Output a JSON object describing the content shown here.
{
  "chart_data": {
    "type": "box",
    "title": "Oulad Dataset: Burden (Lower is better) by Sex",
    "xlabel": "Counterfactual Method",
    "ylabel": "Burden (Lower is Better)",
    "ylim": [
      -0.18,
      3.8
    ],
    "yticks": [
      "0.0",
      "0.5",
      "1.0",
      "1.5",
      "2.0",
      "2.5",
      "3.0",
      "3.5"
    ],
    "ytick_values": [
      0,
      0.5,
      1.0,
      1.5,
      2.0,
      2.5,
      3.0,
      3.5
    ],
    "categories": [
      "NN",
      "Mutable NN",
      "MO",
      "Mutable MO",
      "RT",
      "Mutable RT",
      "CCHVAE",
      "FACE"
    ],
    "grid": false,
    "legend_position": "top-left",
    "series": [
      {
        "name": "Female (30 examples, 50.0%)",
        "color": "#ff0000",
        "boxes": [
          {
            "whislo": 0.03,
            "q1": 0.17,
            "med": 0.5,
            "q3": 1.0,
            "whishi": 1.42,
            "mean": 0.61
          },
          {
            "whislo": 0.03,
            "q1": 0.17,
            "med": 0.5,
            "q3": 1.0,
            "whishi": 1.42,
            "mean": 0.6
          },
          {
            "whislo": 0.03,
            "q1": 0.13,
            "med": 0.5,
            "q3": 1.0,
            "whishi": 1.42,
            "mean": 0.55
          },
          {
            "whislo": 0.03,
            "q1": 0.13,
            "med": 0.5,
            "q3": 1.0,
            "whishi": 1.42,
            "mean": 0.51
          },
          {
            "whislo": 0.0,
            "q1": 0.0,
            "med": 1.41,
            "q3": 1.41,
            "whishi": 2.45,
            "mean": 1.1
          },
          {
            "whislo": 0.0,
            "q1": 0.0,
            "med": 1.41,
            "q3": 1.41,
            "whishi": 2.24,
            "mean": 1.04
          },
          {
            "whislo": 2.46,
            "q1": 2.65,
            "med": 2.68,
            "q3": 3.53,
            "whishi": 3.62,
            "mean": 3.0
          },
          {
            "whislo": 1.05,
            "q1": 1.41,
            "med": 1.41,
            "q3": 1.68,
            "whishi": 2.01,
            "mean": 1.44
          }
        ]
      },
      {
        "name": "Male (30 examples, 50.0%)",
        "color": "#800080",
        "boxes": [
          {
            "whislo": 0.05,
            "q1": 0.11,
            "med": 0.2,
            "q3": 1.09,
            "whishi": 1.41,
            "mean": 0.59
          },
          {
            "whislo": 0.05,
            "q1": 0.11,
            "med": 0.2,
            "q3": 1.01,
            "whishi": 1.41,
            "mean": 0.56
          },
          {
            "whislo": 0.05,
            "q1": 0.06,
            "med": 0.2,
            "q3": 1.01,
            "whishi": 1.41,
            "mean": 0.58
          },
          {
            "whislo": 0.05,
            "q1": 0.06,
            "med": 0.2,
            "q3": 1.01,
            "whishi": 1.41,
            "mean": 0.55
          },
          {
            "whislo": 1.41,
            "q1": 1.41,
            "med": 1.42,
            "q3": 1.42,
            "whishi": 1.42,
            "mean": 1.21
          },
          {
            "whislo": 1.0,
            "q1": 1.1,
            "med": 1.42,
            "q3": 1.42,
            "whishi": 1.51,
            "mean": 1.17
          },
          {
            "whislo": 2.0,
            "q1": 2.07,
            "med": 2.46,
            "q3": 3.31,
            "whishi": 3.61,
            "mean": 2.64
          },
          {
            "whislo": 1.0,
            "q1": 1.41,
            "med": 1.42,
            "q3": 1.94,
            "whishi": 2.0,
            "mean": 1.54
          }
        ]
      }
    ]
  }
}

══════

**Instructions to follow**
Reproduce the complete set of lines precisely as supplied.

**Output for this exercise**
Output a JSON object describing the content shown here.
{
  "chart_data": {
    "type": "box",
    "title": "Oulad Dataset: Burden (Lower is better) by Sex",
    "xlabel": "Counterfactual Method",
    "ylabel": "Burden (Lower is Better)",
    "ylim": [
      -0.18,
      3.8
    ],
    "yticks": [
      "0.0",
      "0.5",
      "1.0",
      "1.5",
      "2.0",
      "2.5",
      "3.0",
      "3.5"
    ],
    "ytick_values": [
      0,
      0.5,
      1.0,
      1.5,
      2.0,
      2.5,
      3.0,
      3.5
    ],
    "categories": [
      "NN",
      "Mutable NN",
      "MO",
      "Mutable MO",
      "RT",
      "Mutable RT",
      "CCHVAE",
      "FACE"
    ],
    "grid": false,
    "legend_position": "top-left",
    "series": [
      {
        "name": "Female (30 examples, 50.0%)",
        "color": "#ff0000",
        "boxes": [
          {
            "whislo": 0.03,
            "q1": 0.17,
            "med": 0.5,
            "q3": 1.0,
            "whishi": 1.42,
            "mean": 0.61
          },
          {
            "whislo": 0.03,
            "q1": 0.17,
            "med": 0.5,
            "q3": 1.0,
            "whishi": 1.42,
            "mean": 0.6
          },
          {
            "whislo": 0.03,
            "q1": 0.13,
            "med": 0.5,
            "q3": 1.0,
            "whishi": 1.42,
            "mean": 0.55
          },
          {
            "whislo": 0.03,
            "q1": 0.13,
            "med": 0.5,
            "q3": 1.0,
            "whishi": 1.42,
            "mean": 0.51
          },
          {
            "whislo": 0.0,
            "q1": 0.0,
            "med": 1.41,
            "q3": 1.41,
            "whishi": 2.45,
            "mean": 1.1
          },
          {
            "whislo": 0.0,
            "q1": 0.0,
            "med": 1.41,
            "q3": 1.41,
            "whishi": 2.24,
            "mean": 1.04
          },
          {
            "whislo": 2.46,
            "q1": 2.65,
            "med": 2.68,
            "q3": 3.53,
            "whishi": 3.62,
            "mean": 3.0
          },
          {
            "whislo": 1.05,
            "q1": 1.41,
            "med": 1.41,
            "q3": 1.68,
            "whishi": 2.01,
            "mean": 1.44
          }
        ]
      },
      {
        "name": "Male (30 examples, 50.0%)",
        "color": "#800080",
        "boxes": [
          {
            "whislo": 0.05,
            "q1": 0.11,
            "med": 0.2,
            "q3": 1.09,
            "whishi": 1.41,
            "mean": 0.59
          },
          {
            "whislo": 0.05,
            "q1": 0.11,
            "med": 0.2,
            "q3": 1.01,
            "whishi": 1.41,
            "mean": 0.56
          },
          {
            "whislo": 0.05,
            "q1": 0.06,
            "med": 0.2,
            "q3": 1.01,
            "whishi": 1.41,
            "mean": 0.58
          },
          {
            "whislo": 0.05,
            "q1": 0.06,
            "med": 0.2,
            "q3": 1.01,
            "whishi": 1.41,
            "mean": 0.55
          },
          {
            "whislo": 1.41,
            "q1": 1.41,
            "med": 1.42,
            "q3": 1.42,
            "whishi": 1.42,
            "mean": 1.21
          },
          {
            "whislo": 1.0,
            "q1": 1.1,
            "med": 1.42,
            "q3": 1.42,
            "whishi": 1.51,
            "mean": 1.17
          },
          {
            "whislo": 2.0,
            "q1": 2.07,
            "med": 2.46,
            "q3": 3.31,
            "whishi": 3.61,
            "mean": 2.64
          },
          {
            "whislo": 1.0,
            "q1": 1.41,
            "med": 1.42,
            "q3": 1.94,
            "whishi": 2.0,
            "mean": 1.54
          }
        ]
      }
    ]
  }
}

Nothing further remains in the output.